# What you will do
Your task is to repeat the entries underneath exactly, minus the pictures.

# Records shown

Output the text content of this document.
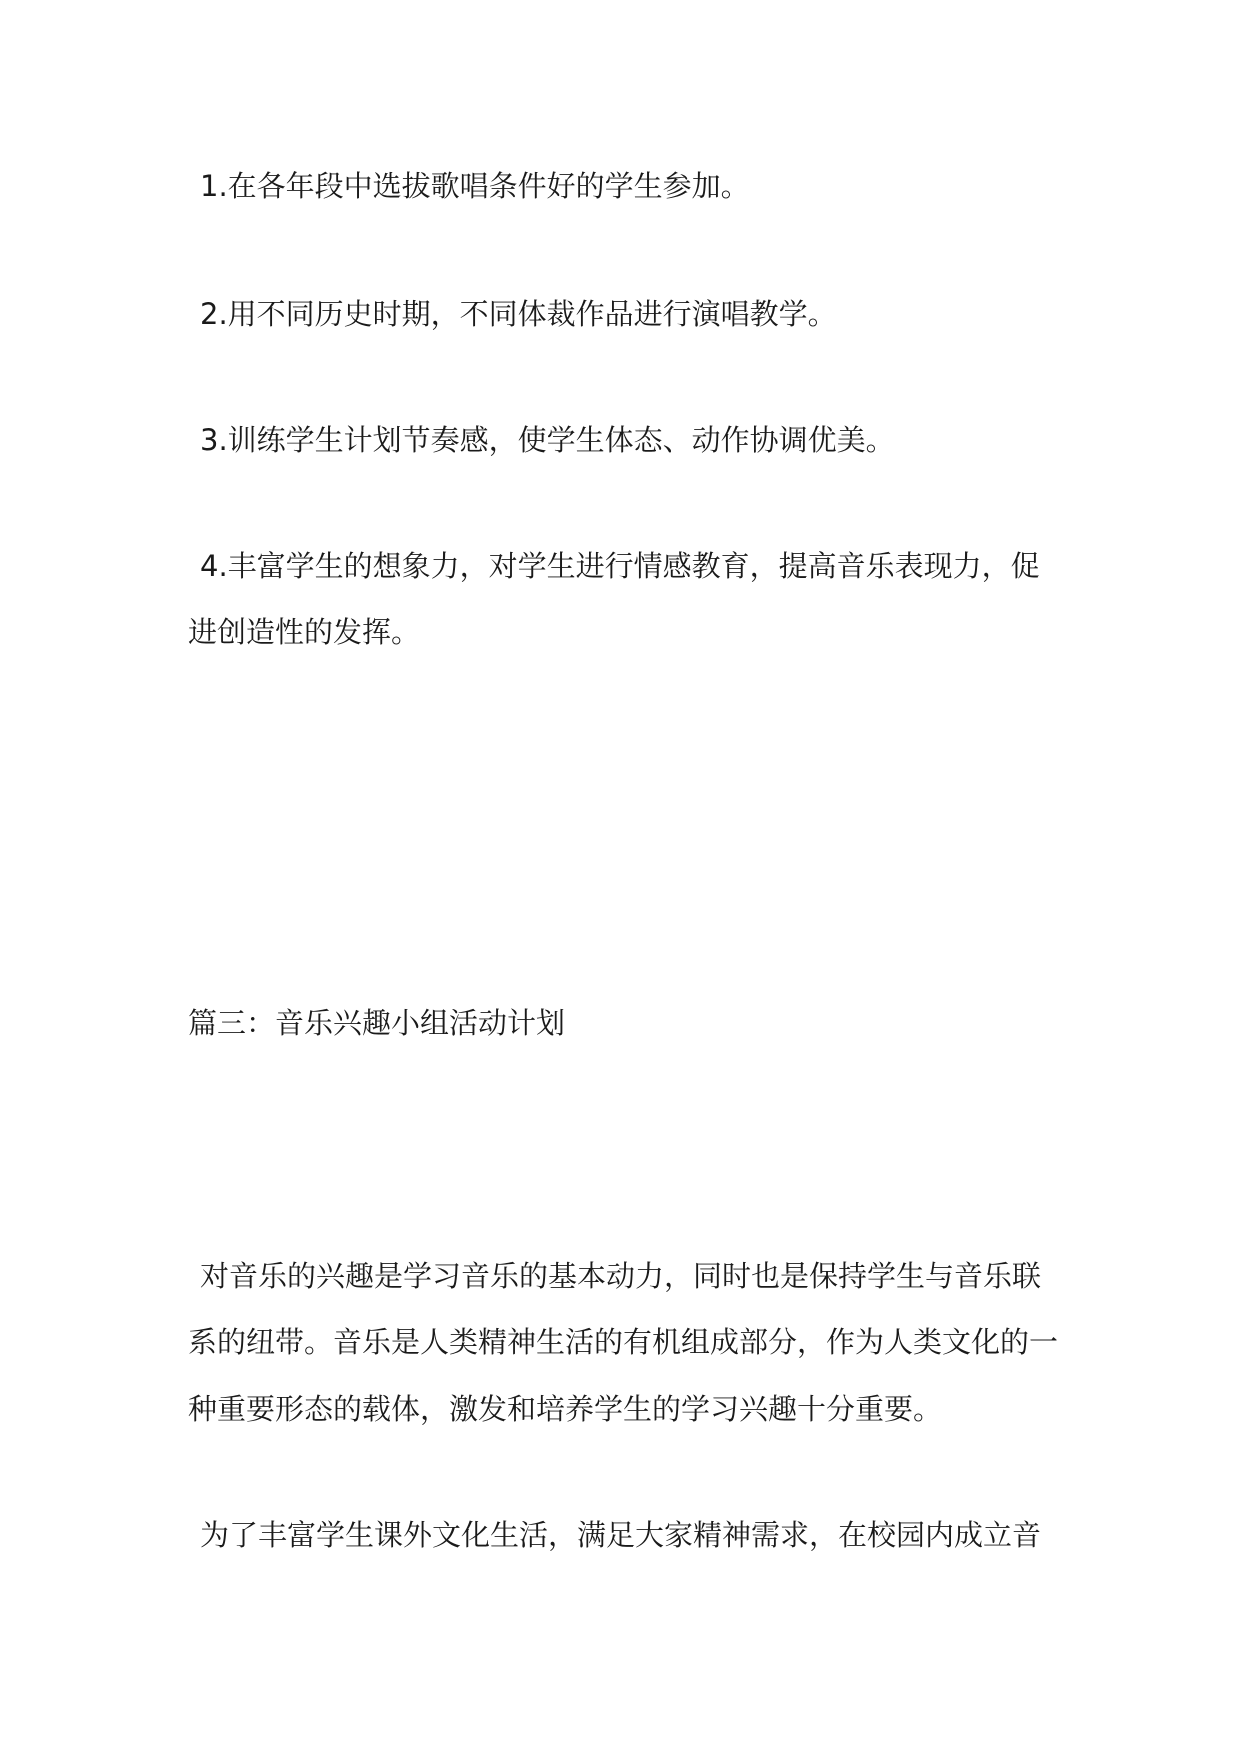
1.在各年段中选拔歌唱条件好的学生参加。
2.用不同历史时期，不同体裁作品进行演唱教学。
3.训练学生计划节奏感，使学生体态、动作协调优美。
4.丰富学生的想象力，对学生进行情感教育，提高音乐表现力，促
进创造性的发挥。
篇三：音乐兴趣小组活动计划
对音乐的兴趣是学习音乐的基本动力，同时也是保持学生与音乐联
系的纽带。音乐是人类精神生活的有机组成部分，作为人类文化的一
种重要形态的载体，激发和培养学生的学习兴趣十分重要。
为了丰富学生课外文化生活，满足大家精神需求，在校园内成立音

# Final result
Output the text content of this document.
1.在各年段中选拔歌唱条件好的学生参加。
2.用不同历史时期，不同体裁作品进行演唱教学。
3.训练学生计划节奏感，使学生体态、动作协调优美。
4.丰富学生的想象力，对学生进行情感教育，提高音乐表现力，促
进创造性的发挥。
篇三：音乐兴趣小组活动计划
对音乐的兴趣是学习音乐的基本动力，同时也是保持学生与音乐联
系的纽带。音乐是人类精神生活的有机组成部分，作为人类文化的一
种重要形态的载体，激发和培养学生的学习兴趣十分重要。
为了丰富学生课外文化生活，满足大家精神需求，在校园内成立音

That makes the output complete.